== EXTRACTED ENTRIES ==
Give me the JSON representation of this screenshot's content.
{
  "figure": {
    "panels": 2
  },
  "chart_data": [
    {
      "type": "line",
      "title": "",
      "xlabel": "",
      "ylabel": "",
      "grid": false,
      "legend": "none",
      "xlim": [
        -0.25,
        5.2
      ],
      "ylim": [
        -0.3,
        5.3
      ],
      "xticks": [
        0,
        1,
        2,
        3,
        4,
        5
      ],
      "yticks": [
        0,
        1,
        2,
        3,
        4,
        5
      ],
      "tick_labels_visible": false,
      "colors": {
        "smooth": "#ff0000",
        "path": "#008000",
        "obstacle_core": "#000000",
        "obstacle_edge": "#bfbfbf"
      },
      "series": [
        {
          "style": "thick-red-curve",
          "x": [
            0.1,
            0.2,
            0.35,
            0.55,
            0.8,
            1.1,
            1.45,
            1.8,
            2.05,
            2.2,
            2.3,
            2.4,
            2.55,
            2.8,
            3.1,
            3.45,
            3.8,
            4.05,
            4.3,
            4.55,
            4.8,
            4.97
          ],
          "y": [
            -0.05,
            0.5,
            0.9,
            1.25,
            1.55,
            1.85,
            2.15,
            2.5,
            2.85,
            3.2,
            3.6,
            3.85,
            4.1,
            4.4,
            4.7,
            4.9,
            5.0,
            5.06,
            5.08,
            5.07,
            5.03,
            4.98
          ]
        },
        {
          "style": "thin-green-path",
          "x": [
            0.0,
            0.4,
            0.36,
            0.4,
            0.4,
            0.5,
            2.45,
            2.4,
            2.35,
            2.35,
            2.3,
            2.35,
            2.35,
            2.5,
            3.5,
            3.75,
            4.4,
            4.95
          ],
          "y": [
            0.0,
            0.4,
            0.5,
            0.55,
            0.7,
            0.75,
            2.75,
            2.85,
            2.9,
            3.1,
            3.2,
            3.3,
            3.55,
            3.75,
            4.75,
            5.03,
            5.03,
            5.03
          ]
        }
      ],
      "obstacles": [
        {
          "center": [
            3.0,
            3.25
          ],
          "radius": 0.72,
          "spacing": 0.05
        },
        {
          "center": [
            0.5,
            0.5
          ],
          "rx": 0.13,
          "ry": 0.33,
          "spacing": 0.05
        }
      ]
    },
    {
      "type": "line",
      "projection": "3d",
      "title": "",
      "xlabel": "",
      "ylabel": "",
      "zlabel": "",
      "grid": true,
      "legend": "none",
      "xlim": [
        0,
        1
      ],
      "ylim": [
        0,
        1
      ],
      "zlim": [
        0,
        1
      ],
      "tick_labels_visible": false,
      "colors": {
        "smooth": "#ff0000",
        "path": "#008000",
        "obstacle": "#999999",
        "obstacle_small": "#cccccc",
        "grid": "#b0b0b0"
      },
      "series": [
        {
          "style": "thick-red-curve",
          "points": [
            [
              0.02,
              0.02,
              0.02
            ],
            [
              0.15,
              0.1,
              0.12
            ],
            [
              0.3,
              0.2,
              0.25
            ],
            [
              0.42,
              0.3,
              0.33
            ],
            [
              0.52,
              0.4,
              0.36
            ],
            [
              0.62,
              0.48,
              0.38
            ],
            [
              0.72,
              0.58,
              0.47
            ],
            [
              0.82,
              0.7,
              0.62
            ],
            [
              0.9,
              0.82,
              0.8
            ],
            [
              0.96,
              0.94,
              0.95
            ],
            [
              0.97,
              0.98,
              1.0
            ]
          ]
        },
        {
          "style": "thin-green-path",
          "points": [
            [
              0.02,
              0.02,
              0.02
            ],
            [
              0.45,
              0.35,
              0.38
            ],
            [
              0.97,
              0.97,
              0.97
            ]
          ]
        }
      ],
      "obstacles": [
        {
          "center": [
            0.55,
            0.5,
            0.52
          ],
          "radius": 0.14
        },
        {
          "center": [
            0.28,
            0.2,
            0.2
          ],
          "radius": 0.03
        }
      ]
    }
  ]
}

== YOUR TASK ==
Extract all of the data exactly as written.

== TASK SOLUTION ==
Give me the JSON representation of this screenshot's content.
{
  "figure": {
    "panels": 2
  },
  "chart_data": [
    {
      "type": "line",
      "title": "",
      "xlabel": "",
      "ylabel": "",
      "grid": false,
      "legend": "none",
      "xlim": [
        -0.25,
        5.2
      ],
      "ylim": [
        -0.3,
        5.3
      ],
      "xticks": [
        0,
        1,
        2,
        3,
        4,
        5
      ],
      "yticks": [
        0,
        1,
        2,
        3,
        4,
        5
      ],
      "tick_labels_visible": false,
      "colors": {
        "smooth": "#ff0000",
        "path": "#008000",
        "obstacle_core": "#000000",
        "obstacle_edge": "#bfbfbf"
      },
      "series": [
        {
          "style": "thick-red-curve",
          "x": [
            0.1,
            0.2,
            0.35,
            0.55,
            0.8,
            1.1,
            1.45,
            1.8,
            2.05,
            2.2,
            2.3,
            2.4,
            2.55,
            2.8,
            3.1,
            3.45,
            3.8,
            4.05,
            4.3,
            4.55,
            4.8,
            4.97
          ],
          "y": [
            -0.05,
            0.5,
            0.9,
            1.25,
            1.55,
            1.85,
            2.15,
            2.5,
            2.85,
            3.2,
            3.6,
            3.85,
            4.1,
            4.4,
            4.7,
            4.9,
            5.0,
            5.06,
            5.08,
            5.07,
            5.03,
            4.98
          ]
        },
        {
          "style": "thin-green-path",
          "x": [
            0.0,
            0.4,
            0.36,
            0.4,
            0.4,
            0.5,
            2.45,
            2.4,
            2.35,
            2.35,
            2.3,
            2.35,
            2.35,
            2.5,
            3.5,
            3.75,
            4.4,
            4.95
          ],
          "y": [
            0.0,
            0.4,
            0.5,
            0.55,
            0.7,
            0.75,
            2.75,
            2.85,
            2.9,
            3.1,
            3.2,
            3.3,
            3.55,
            3.75,
            4.75,
            5.03,
            5.03,
            5.03
          ]
        }
      ],
      "obstacles": [
        {
          "center": [
            3.0,
            3.25
          ],
          "radius": 0.72,
          "spacing": 0.05
        },
        {
          "center": [
            0.5,
            0.5
          ],
          "rx": 0.13,
          "ry": 0.33,
          "spacing": 0.05
        }
      ]
    },
    {
      "type": "line",
      "projection": "3d",
      "title": "",
      "xlabel": "",
      "ylabel": "",
      "zlabel": "",
      "grid": true,
      "legend": "none",
      "xlim": [
        0,
        1
      ],
      "ylim": [
        0,
        1
      ],
      "zlim": [
        0,
        1
      ],
      "tick_labels_visible": false,
      "colors": {
        "smooth": "#ff0000",
        "path": "#008000",
        "obstacle": "#999999",
        "obstacle_small": "#cccccc",
        "grid": "#b0b0b0"
      },
      "series": [
        {
          "style": "thick-red-curve",
          "points": [
            [
              0.02,
              0.02,
              0.02
            ],
            [
              0.15,
              0.1,
              0.12
            ],
            [
              0.3,
              0.2,
              0.25
            ],
            [
              0.42,
              0.3,
              0.33
            ],
            [
              0.52,
              0.4,
              0.36
            ],
            [
              0.62,
              0.48,
              0.38
            ],
            [
              0.72,
              0.58,
              0.47
            ],
            [
              0.82,
              0.7,
              0.62
            ],
            [
              0.9,
              0.82,
              0.8
            ],
            [
              0.96,
              0.94,
              0.95
            ],
            [
              0.97,
              0.98,
              1.0
            ]
          ]
        },
        {
          "style": "thin-green-path",
          "points": [
            [
              0.02,
              0.02,
              0.02
            ],
            [
              0.45,
              0.35,
              0.38
            ],
            [
              0.97,
              0.97,
              0.97
            ]
          ]
        }
      ],
      "obstacles": [
        {
          "center": [
            0.55,
            0.5,
            0.52
          ],
          "radius": 0.14
        },
        {
          "center": [
            0.28,
            0.2,
            0.2
          ],
          "radius": 0.03
        }
      ]
    }
  ]
}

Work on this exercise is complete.